GIVEN PROBLEM
Give the entries again exactly, every one of them.

RECORDS FOR THE EXERCISE
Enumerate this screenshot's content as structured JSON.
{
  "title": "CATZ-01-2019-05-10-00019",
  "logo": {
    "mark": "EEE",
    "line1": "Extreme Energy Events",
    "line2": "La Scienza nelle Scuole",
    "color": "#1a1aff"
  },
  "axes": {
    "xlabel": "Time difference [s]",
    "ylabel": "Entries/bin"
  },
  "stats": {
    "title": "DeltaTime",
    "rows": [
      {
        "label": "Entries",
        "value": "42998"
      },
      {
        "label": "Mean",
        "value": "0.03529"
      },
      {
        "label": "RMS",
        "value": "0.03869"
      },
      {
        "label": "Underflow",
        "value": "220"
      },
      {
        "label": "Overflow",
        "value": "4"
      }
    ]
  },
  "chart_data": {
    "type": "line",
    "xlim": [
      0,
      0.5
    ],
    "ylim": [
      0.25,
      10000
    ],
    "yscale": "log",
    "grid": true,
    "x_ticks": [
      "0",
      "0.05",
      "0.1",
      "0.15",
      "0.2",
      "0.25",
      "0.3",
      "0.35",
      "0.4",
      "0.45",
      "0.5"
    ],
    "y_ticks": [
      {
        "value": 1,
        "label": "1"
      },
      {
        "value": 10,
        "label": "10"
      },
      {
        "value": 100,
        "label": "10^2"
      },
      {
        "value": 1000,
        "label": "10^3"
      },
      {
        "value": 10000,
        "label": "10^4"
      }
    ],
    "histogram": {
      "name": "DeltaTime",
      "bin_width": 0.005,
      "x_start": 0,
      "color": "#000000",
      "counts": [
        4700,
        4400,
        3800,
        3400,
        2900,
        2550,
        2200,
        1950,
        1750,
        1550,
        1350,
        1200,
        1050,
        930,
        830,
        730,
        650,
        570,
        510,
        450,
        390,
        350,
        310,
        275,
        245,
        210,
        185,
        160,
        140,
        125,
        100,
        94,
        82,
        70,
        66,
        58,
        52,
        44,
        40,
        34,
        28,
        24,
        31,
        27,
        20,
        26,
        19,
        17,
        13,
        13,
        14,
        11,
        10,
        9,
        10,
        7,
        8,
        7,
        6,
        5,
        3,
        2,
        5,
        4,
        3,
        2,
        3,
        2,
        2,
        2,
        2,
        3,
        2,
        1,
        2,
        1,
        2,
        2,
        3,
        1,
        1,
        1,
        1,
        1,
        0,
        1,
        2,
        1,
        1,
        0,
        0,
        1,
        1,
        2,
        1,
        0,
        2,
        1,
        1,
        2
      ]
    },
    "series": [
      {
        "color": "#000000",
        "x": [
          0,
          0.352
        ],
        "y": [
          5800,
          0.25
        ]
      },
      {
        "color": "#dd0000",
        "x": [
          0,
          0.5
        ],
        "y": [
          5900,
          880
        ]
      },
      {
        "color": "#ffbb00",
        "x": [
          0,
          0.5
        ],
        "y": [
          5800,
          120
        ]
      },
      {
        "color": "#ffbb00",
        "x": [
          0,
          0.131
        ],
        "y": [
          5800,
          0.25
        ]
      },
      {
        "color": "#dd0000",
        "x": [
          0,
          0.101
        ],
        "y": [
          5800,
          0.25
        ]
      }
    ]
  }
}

OUTPUT FOR THIS EXERCISE
Enumerate this screenshot's content as structured JSON.
{
  "title": "CATZ-01-2019-05-10-00019",
  "logo": {
    "mark": "EEE",
    "line1": "Extreme Energy Events",
    "line2": "La Scienza nelle Scuole",
    "color": "#1a1aff"
  },
  "axes": {
    "xlabel": "Time difference [s]",
    "ylabel": "Entries/bin"
  },
  "stats": {
    "title": "DeltaTime",
    "rows": [
      {
        "label": "Entries",
        "value": "42998"
      },
      {
        "label": "Mean",
        "value": "0.03529"
      },
      {
        "label": "RMS",
        "value": "0.03869"
      },
      {
        "label": "Underflow",
        "value": "220"
      },
      {
        "label": "Overflow",
        "value": "4"
      }
    ]
  },
  "chart_data": {
    "type": "line",
    "xlim": [
      0,
      0.5
    ],
    "ylim": [
      0.25,
      10000
    ],
    "yscale": "log",
    "grid": true,
    "x_ticks": [
      "0",
      "0.05",
      "0.1",
      "0.15",
      "0.2",
      "0.25",
      "0.3",
      "0.35",
      "0.4",
      "0.45",
      "0.5"
    ],
    "y_ticks": [
      {
        "value": 1,
        "label": "1"
      },
      {
        "value": 10,
        "label": "10"
      },
      {
        "value": 100,
        "label": "10^2"
      },
      {
        "value": 1000,
        "label": "10^3"
      },
      {
        "value": 10000,
        "label": "10^4"
      }
    ],
    "histogram": {
      "name": "DeltaTime",
      "bin_width": 0.005,
      "x_start": 0,
      "color": "#000000",
      "counts": [
        4700,
        4400,
        3800,
        3400,
        2900,
        2550,
        2200,
        1950,
        1750,
        1550,
        1350,
        1200,
        1050,
        930,
        830,
        730,
        650,
        570,
        510,
        450,
        390,
        350,
        310,
        275,
        245,
        210,
        185,
        160,
        140,
        125,
        100,
        94,
        82,
        70,
        66,
        58,
        52,
        44,
        40,
        34,
        28,
        24,
        31,
        27,
        20,
        26,
        19,
        17,
        13,
        13,
        14,
        11,
        10,
        9,
        10,
        7,
        8,
        7,
        6,
        5,
        3,
        2,
        5,
        4,
        3,
        2,
        3,
        2,
        2,
        2,
        2,
        3,
        2,
        1,
        2,
        1,
        2,
        2,
        3,
        1,
        1,
        1,
        1,
        1,
        0,
        1,
        2,
        1,
        1,
        0,
        0,
        1,
        1,
        2,
        1,
        0,
        2,
        1,
        1,
        2
      ]
    },
    "series": [
      {
        "color": "#000000",
        "x": [
          0,
          0.352
        ],
        "y": [
          5800,
          0.25
        ]
      },
      {
        "color": "#dd0000",
        "x": [
          0,
          0.5
        ],
        "y": [
          5900,
          880
        ]
      },
      {
        "color": "#ffbb00",
        "x": [
          0,
          0.5
        ],
        "y": [
          5800,
          120
        ]
      },
      {
        "color": "#ffbb00",
        "x": [
          0,
          0.131
        ],
        "y": [
          5800,
          0.25
        ]
      },
      {
        "color": "#dd0000",
        "x": [
          0,
          0.101
        ],
        "y": [
          5800,
          0.25
        ]
      }
    ]
  }
}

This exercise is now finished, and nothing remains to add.